• [Exercise text]
────────────────────────────────────────

Visual Attention Based Cognitive Human-Robot Collaboration for Pedicle Screw Placement in Robot-Assisted Orthopedic Surgery
Chen Chen, Qikai Zou, Yuhang Song, Mingrui Yu, Senqiang Zhu, Shiji Song, Xiang Li
TL;DR
This work addresses the safety and workload challenges in robot-assisted pedicle screw placement by introducing a cognitive human-robot collaboration framework that keeps the surgeon in the loop. It integrates an AR-Haptic interface for intuitive command and feedback, an eye-tracking based surgeon attention model, and a shared-control scheme that adaptively allocates autonomy via an attention-driven weight $w$. The approach combines a geometric, affine-aligned positioning strategy and impedance-based haptic control to synchronize robot and human contributions, with $K(w)$ shaping stiffness along drilling axes and $f_{fdbk}$ modulating sensory feedback. Experimental validation on a UR5-based platform with a bone drill, haptic input, and AR visualization demonstrates improved safety and ergonomics over full-robot or full-human control, highlighting potential clinical impact and design principles for cognitive shared control in safety-critical surgical robotics.

────────────────────────────────────────

[Collected data entries]

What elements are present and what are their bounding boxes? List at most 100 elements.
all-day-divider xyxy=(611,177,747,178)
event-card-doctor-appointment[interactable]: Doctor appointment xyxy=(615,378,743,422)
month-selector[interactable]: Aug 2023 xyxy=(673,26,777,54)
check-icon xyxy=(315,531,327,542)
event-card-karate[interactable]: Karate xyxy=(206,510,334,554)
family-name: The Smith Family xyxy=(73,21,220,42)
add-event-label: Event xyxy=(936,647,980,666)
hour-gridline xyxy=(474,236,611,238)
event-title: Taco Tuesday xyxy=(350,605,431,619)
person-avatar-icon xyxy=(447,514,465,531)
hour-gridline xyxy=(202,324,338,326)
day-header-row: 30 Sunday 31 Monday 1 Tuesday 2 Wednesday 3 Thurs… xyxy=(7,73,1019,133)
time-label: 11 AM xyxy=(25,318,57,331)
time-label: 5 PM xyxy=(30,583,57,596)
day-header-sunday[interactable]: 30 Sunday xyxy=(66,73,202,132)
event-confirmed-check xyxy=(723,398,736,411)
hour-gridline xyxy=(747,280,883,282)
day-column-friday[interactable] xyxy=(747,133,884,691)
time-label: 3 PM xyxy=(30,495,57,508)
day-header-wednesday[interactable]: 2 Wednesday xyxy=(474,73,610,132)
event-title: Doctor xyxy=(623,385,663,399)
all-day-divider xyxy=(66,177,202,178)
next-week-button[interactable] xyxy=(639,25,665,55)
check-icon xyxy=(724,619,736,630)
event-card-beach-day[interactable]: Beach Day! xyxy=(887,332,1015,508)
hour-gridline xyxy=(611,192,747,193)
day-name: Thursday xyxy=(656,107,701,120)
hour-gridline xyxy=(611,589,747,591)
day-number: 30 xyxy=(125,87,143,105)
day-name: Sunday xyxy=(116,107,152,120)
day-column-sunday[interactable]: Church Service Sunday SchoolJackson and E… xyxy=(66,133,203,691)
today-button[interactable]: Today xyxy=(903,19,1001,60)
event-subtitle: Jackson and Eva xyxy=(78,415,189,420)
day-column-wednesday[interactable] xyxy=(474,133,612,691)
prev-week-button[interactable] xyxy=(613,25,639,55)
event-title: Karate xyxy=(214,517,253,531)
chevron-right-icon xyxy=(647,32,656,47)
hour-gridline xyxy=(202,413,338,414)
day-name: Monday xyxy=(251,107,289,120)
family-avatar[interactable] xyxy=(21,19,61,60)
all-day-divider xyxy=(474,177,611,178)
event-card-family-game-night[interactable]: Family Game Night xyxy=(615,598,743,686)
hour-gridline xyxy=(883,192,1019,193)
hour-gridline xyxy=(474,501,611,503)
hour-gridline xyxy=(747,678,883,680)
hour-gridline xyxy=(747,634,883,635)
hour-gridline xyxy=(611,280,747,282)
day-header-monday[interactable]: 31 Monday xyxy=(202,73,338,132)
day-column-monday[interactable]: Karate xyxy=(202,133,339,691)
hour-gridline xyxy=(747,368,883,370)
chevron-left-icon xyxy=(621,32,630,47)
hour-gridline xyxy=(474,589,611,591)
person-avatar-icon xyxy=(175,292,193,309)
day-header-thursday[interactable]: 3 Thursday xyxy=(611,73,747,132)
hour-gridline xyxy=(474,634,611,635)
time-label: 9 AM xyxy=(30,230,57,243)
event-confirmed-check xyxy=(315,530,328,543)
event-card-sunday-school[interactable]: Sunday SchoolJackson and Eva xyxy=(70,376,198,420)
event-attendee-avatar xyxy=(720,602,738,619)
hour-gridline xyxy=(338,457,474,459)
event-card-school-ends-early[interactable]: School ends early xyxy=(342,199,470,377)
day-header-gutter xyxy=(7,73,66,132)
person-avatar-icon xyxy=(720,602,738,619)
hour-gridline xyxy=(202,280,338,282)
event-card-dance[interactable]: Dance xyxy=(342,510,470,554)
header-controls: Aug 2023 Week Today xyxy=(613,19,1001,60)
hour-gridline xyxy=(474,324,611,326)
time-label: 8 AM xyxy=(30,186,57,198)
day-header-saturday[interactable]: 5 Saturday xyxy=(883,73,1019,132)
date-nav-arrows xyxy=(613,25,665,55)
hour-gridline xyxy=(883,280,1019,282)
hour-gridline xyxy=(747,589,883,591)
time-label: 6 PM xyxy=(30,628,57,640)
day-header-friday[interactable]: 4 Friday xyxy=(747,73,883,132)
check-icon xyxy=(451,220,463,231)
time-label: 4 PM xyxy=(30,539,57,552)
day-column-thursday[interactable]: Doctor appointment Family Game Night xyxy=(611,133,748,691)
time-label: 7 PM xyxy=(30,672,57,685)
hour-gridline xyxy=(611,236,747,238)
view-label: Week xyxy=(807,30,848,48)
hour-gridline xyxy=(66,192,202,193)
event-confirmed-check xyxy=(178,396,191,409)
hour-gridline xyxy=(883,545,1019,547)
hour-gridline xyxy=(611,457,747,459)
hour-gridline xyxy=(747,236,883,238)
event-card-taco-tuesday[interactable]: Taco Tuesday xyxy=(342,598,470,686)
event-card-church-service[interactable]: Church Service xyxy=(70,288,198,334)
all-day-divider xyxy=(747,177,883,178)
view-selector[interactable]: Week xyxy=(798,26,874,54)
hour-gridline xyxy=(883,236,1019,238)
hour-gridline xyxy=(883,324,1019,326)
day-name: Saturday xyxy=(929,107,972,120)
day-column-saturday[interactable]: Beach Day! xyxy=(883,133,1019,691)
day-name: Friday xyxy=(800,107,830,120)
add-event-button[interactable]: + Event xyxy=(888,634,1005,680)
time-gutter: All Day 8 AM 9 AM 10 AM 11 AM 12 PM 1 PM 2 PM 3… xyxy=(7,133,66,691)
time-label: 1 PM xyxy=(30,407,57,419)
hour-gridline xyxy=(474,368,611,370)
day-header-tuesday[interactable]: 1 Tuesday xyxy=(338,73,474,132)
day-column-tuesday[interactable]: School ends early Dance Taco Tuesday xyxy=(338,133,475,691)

────────────────────────────────────────

• [Task brief]
According to the summary of the pedicle screw placement study, what kind of platform was used for the experimental validation?

• [Exercise result]
A UR5-based platform with a bone drill, haptic input, and AR visualization.